Requisitos =>
**A)** Según el texto de lectura sobre el orden, ¿qué le pasa a todo en el desorden?
**B)** Continúa el texto de lectura sobre el orden a partir de su última oración.

Texto de lectura =>
* * * * * * * * *

Queridos lectores, tras el paréntesis de las Navidades y de los Reyes, os saludo al encontrarnos de nuevo en este recién comenzado año, deseando que os llegue lleno de salud y buenos augurios para vuestras vidas y las de todos vuestros seres más queridos.
Cada vez que comienza un año, se suele hacer buenos propósitos para cambiar o evitar aquello que nos afecta negativamente, cambiando el proceder de cada día; buscando otras alternativas más amables y eficaces en cualquiera de los sentidos en los que nos lo propongamos.
Pero para que esto suceda, resulta necesario establecer un orden como consecuencia de una realidad tan evidente, que nos lleva a la conclusión de admitir, que nada funciona bien si no está sometido a un orden. Porque en el desorden todo se deteriora y se echa a perder. Nada prospera si no se fijan normas, conductas, horarios, reglamentos, etcéteras.
Tampoco prosperaría el núcleo más importante de una familia en la sociedad que no se ajustase a ciertas normas. El orden en definitiva es el que organiza y el que crea, ya sea en el núcleo familiar como en los sectores públicos y privados de la sociedad y en cuántas actividades se deseen desarrollar.

* * * * * * * * *

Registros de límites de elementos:
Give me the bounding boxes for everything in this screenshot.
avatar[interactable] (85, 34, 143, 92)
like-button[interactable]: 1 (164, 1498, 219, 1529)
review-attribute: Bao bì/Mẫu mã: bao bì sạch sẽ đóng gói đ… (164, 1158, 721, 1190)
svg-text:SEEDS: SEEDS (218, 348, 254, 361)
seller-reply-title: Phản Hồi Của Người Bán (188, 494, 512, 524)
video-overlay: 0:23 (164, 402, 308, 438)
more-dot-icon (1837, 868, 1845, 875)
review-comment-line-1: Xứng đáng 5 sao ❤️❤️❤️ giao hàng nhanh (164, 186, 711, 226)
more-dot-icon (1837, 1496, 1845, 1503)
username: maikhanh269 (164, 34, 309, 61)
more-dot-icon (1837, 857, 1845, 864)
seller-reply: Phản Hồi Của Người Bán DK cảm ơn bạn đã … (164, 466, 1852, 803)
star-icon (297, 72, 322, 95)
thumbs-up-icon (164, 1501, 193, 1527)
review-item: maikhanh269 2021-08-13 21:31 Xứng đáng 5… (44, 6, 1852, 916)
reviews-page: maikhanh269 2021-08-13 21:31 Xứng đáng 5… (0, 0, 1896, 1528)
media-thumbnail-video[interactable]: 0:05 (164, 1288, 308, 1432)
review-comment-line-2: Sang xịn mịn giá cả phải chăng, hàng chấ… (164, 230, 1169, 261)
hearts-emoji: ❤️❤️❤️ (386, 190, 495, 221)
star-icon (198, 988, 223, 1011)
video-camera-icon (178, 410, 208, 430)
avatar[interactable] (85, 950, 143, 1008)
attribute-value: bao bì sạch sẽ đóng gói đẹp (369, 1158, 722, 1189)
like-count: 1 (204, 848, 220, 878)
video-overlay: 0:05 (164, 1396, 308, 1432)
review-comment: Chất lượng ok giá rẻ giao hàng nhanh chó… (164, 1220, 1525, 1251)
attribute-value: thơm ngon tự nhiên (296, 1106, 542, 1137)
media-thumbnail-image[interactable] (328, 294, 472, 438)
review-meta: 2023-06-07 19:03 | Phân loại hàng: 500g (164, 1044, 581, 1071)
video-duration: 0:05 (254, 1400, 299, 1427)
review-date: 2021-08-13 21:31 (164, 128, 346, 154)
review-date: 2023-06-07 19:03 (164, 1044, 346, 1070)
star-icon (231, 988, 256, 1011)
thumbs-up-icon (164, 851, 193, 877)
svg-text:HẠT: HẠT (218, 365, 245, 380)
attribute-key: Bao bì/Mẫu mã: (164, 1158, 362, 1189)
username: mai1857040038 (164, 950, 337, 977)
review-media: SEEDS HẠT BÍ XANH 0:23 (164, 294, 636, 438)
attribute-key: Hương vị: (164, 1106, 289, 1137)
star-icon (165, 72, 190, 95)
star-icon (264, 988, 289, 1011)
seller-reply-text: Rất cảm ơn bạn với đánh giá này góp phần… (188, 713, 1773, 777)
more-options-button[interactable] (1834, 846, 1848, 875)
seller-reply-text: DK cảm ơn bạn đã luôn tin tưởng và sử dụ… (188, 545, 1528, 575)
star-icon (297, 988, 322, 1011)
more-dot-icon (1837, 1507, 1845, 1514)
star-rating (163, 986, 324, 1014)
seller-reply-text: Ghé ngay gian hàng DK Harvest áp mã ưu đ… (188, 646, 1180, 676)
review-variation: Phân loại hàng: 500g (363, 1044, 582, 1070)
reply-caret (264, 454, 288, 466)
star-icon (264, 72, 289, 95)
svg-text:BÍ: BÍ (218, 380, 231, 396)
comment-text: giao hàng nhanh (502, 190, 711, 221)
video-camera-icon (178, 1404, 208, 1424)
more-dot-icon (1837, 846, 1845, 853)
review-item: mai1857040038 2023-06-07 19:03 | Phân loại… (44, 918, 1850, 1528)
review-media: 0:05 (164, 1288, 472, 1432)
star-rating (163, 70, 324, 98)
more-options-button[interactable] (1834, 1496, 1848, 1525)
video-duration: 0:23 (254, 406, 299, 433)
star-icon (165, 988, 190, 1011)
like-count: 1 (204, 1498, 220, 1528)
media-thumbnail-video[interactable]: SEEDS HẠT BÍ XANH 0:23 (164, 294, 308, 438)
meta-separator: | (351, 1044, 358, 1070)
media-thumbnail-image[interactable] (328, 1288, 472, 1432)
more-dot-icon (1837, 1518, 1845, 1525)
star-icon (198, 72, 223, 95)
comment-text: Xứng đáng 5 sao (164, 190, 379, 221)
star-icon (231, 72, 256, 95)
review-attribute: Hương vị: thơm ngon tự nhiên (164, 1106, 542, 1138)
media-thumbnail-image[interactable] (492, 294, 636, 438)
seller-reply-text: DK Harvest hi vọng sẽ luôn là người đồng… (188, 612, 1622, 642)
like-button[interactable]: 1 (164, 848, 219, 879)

* * * * * * * * *

Respuestas del ejercicio =>
**A)** En el desorden todo se deteriora y se echa a perder.

**B)**
Asimismo es una condición que se diría -imprescindible- para que cualquiera de nuestros actos se efectúen con normalidad, facilidad y eficacia. Incluso para que lleguen más lejos de lo deseado; programando nuestra propia vida de manera regulada. Es decir dentro de un orden. Y el orden implica reglas.
Del término -orden- se deriva la palabra ordenar o lo que es lo mismo, mandar. Alguien debe poner orden en nuestras vidas ordenando, es decir: mandando. Y si uno quiere que las cosas funcionen bien; acatará de buen grado ese orden tomándolo como -regla- porque sabe que las reglas son las recetas de los éxitos.
El orden es una disciplina que consiste en un conjunto de reglas que obedecemos para que las cosas salgan bien. La disciplina no lesiona en absoluto nuestra libertad. Pues si deseamos que lo que hacemos libremente resulte lo mejor posible. Tendremos que aceptar las reglas; exactamente igual que para llegar a un lugar determinado, tomamos una carretera que nos conduce a él y esto no mengua en absoluto nuestro libre albedrío decisorio.
La disciplina por tanto, requiere una autoridad que vele por el cumplimiento de las reglas y use sanciones en el caso de que alguien las viole; porque sea un obtuso que quiera un fin distinto al establecido. O que rechace los medios lícitos para lograrlo. Por eso, hay que desprenderse de la idea por la cual se obedece a una persona o a otra creyéndonos que nos -sometemos a ella- ¡No es verdad!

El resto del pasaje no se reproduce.